**Description of the task**
Provide the number of lines of the records that include "overall", with no other content.

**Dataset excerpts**
◇ ◇ ◇
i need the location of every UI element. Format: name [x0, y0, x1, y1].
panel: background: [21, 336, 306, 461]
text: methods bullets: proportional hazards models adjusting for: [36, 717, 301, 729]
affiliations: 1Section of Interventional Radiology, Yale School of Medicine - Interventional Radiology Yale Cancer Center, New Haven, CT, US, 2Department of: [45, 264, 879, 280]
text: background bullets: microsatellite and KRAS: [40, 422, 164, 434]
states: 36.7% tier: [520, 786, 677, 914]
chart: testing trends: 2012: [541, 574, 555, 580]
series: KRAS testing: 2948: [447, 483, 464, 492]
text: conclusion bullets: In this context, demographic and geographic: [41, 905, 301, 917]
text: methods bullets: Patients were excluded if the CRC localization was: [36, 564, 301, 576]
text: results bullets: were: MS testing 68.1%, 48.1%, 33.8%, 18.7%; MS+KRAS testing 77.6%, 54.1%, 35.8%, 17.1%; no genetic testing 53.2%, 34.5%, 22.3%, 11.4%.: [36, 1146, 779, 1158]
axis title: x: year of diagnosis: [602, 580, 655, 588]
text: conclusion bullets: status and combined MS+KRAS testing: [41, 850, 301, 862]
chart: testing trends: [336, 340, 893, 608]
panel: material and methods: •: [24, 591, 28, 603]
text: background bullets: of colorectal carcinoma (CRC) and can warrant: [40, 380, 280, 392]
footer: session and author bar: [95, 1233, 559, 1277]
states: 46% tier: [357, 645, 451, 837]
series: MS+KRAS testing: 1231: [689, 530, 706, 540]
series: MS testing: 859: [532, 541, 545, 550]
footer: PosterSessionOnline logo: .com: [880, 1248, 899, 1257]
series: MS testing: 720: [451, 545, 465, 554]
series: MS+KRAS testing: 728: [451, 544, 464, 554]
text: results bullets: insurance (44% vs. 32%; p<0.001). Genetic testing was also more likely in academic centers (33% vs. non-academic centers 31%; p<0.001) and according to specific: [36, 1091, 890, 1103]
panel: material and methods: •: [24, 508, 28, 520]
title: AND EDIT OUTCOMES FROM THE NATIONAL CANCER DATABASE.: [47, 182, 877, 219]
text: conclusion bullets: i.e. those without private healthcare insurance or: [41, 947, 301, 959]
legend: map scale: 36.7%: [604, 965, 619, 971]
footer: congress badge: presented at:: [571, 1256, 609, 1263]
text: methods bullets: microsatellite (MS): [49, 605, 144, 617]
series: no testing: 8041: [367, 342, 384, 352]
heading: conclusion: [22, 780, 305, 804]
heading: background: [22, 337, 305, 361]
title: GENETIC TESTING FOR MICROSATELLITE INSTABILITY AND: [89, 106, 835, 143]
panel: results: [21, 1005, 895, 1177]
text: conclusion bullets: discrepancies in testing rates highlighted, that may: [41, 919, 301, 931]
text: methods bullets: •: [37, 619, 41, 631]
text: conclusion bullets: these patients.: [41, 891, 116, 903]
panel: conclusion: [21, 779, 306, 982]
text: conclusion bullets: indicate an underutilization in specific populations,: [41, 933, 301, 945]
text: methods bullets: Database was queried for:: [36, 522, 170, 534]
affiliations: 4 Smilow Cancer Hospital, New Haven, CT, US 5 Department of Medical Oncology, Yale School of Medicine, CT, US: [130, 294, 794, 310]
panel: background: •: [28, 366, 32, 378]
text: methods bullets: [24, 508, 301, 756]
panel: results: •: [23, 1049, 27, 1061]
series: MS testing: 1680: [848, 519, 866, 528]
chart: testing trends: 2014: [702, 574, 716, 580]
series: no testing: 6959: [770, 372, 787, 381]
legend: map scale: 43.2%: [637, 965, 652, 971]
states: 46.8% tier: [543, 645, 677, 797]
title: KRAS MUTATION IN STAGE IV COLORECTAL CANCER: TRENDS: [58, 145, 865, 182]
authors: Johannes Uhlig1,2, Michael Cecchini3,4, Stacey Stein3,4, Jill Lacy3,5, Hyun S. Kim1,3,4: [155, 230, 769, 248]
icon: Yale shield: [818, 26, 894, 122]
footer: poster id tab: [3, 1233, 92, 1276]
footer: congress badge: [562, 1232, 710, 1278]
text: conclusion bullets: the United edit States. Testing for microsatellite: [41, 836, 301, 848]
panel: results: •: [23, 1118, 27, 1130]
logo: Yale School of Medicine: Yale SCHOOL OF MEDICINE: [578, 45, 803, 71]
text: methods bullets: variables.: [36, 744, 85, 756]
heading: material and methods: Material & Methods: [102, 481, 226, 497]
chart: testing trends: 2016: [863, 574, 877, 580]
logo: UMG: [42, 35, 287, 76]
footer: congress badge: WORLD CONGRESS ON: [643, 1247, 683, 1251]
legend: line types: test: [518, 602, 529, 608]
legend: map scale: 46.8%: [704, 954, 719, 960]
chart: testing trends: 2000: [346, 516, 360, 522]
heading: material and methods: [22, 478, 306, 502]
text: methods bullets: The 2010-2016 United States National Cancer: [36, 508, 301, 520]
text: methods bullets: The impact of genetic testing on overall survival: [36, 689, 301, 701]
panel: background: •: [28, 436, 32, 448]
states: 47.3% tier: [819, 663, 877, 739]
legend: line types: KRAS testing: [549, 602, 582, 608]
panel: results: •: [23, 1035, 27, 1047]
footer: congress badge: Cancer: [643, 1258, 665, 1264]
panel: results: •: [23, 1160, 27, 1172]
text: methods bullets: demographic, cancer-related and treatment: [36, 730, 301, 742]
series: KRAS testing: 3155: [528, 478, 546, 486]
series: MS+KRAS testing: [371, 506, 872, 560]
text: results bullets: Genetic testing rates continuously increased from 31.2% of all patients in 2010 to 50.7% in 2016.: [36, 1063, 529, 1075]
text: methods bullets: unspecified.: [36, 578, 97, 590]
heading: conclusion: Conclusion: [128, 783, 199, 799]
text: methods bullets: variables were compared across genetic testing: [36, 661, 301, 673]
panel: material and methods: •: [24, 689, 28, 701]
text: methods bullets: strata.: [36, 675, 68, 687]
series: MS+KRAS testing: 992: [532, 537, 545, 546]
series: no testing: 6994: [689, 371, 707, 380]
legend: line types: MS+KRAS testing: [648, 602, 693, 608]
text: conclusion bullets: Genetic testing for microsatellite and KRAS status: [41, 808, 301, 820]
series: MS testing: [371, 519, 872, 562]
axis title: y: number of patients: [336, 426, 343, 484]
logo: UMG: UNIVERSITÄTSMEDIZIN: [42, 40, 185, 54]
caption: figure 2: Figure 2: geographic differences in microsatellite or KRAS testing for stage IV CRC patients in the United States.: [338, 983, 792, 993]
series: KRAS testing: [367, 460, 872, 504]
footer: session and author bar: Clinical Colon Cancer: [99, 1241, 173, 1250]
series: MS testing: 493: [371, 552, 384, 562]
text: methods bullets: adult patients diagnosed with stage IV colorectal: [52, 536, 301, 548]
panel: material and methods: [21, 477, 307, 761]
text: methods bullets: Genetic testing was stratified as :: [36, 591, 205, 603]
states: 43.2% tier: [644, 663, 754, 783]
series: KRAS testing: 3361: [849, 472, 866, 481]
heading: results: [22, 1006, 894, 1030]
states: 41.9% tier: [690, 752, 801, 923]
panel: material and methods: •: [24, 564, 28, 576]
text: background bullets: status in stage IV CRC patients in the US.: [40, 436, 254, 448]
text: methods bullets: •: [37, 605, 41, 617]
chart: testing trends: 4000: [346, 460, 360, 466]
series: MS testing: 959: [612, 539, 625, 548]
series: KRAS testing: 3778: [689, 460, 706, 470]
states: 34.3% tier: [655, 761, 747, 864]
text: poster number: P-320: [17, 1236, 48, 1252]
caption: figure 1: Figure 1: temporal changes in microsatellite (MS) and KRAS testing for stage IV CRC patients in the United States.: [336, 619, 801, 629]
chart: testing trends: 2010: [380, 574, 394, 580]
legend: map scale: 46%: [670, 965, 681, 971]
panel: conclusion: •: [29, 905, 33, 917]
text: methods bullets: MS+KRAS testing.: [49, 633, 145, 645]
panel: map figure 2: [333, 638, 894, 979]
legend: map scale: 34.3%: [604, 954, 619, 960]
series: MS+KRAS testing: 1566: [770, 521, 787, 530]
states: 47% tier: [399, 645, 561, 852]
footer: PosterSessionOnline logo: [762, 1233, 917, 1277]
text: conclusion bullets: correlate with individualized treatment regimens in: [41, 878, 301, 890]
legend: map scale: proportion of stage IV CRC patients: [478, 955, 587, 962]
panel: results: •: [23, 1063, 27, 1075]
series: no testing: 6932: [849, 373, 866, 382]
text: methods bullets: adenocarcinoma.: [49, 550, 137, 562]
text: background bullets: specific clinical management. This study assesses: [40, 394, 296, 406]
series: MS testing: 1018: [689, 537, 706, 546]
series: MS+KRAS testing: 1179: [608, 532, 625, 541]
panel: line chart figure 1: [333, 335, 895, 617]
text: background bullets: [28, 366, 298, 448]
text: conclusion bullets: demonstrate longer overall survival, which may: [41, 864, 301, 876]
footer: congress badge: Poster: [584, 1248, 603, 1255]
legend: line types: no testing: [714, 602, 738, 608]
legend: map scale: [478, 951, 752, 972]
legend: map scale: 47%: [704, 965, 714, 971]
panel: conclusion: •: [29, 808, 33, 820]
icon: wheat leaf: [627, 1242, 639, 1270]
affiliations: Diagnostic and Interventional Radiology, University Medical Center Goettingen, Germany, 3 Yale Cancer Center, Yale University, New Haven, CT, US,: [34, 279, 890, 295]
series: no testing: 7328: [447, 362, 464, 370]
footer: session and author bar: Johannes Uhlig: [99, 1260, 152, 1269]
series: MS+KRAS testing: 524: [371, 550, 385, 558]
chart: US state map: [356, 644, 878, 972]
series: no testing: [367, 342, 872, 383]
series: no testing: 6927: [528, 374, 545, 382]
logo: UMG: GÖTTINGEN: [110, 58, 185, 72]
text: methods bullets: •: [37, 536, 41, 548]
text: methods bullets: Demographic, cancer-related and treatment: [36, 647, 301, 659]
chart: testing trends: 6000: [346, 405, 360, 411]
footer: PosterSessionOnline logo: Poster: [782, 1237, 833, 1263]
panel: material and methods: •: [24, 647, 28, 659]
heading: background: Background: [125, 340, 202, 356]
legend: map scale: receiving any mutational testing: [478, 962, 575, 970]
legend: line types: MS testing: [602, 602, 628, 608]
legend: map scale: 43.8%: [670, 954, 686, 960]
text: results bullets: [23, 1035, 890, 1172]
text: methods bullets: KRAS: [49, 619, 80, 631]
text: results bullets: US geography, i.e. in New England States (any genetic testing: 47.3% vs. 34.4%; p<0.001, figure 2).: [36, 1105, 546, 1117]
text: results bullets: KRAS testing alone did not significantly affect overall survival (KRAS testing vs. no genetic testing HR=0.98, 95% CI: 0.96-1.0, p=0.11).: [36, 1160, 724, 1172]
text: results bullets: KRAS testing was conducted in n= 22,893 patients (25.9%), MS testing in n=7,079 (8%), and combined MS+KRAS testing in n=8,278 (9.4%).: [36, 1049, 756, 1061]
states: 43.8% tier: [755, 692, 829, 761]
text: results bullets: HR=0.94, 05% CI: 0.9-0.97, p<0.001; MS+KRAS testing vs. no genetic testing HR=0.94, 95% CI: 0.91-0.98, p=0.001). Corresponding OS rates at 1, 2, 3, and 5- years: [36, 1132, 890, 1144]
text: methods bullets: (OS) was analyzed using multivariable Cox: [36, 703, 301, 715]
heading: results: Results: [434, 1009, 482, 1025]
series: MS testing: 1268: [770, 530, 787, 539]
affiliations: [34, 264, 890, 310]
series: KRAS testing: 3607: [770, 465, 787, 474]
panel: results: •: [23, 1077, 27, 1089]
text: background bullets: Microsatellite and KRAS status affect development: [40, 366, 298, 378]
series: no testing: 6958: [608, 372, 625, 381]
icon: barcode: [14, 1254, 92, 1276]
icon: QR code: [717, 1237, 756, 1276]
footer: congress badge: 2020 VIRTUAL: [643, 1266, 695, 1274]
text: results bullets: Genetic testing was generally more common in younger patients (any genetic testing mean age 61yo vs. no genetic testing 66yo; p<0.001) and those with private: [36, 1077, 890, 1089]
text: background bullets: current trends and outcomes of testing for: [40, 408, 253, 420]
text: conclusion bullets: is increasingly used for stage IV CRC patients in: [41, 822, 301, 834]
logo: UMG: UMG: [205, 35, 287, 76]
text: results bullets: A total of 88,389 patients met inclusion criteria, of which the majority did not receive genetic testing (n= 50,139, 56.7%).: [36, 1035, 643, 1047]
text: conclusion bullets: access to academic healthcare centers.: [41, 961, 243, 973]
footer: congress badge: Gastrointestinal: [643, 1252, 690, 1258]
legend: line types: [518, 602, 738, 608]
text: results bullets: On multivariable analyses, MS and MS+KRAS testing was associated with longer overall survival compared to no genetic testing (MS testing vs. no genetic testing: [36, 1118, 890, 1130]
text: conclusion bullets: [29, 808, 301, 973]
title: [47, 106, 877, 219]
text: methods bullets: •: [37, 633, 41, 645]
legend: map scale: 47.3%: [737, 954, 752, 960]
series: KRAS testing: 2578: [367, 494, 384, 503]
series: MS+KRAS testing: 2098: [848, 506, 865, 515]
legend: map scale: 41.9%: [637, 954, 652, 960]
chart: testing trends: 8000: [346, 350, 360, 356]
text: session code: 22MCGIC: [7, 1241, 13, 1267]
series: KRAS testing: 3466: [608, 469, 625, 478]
◇ ◇ ◇
**Answer for this exercise**
4